## TASK BRIEF:
In the entries, find all lines that hold the word "helmet" and copy them.

## DATASET ROWS:
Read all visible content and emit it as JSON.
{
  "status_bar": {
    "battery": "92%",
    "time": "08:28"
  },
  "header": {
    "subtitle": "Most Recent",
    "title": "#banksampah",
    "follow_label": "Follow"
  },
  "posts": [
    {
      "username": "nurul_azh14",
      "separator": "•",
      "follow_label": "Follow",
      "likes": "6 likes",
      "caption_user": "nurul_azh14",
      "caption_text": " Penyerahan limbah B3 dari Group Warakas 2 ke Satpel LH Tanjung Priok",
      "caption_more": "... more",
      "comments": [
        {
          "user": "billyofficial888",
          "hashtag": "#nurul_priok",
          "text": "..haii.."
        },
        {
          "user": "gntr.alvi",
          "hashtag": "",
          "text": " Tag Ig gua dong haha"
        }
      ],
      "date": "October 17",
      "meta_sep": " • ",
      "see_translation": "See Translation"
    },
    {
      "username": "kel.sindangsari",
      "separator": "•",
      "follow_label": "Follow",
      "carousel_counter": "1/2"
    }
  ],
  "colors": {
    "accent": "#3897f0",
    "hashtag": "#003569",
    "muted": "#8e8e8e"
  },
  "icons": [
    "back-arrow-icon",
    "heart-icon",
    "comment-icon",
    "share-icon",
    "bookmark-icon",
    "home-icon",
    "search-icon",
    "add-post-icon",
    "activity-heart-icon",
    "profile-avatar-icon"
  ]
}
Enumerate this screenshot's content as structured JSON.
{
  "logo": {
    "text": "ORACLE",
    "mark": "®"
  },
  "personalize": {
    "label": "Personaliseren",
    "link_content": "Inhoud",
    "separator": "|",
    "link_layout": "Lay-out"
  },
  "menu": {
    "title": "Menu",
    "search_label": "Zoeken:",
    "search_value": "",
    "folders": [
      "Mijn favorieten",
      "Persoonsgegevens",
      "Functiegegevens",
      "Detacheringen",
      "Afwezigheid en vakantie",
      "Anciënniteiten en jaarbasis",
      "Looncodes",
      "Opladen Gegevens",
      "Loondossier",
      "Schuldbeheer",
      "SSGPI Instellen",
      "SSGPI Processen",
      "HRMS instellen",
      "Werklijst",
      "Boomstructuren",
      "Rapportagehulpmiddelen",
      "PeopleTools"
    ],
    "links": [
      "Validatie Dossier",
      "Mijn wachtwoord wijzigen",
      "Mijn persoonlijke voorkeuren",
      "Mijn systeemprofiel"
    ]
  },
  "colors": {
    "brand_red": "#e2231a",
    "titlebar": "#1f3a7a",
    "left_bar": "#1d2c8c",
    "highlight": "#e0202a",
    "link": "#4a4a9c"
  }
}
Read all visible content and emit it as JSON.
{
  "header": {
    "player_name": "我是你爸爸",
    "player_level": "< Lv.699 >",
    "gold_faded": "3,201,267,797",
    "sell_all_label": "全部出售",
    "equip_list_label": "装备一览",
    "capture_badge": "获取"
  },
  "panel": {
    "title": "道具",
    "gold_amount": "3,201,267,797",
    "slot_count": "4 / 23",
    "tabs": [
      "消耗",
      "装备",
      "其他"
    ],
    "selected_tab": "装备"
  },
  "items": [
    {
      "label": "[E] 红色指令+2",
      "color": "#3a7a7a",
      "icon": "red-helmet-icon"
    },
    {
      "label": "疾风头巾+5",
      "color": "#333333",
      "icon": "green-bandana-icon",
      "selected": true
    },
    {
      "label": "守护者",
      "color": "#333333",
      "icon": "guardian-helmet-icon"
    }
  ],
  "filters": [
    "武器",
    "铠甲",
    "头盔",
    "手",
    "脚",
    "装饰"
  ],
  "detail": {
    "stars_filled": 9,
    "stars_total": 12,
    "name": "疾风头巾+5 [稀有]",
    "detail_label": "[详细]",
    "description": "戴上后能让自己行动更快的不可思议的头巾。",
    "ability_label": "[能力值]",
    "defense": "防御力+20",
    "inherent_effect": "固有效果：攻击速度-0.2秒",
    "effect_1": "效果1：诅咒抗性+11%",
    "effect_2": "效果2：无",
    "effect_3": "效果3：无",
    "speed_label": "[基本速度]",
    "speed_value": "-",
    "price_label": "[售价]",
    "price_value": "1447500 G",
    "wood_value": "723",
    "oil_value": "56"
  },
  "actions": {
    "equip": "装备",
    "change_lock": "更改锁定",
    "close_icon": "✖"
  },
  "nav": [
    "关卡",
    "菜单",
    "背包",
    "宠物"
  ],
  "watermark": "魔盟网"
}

## THE ANSWER:
      "icon": "red-helmet-icon"
      "icon": "guardian-helmet-icon"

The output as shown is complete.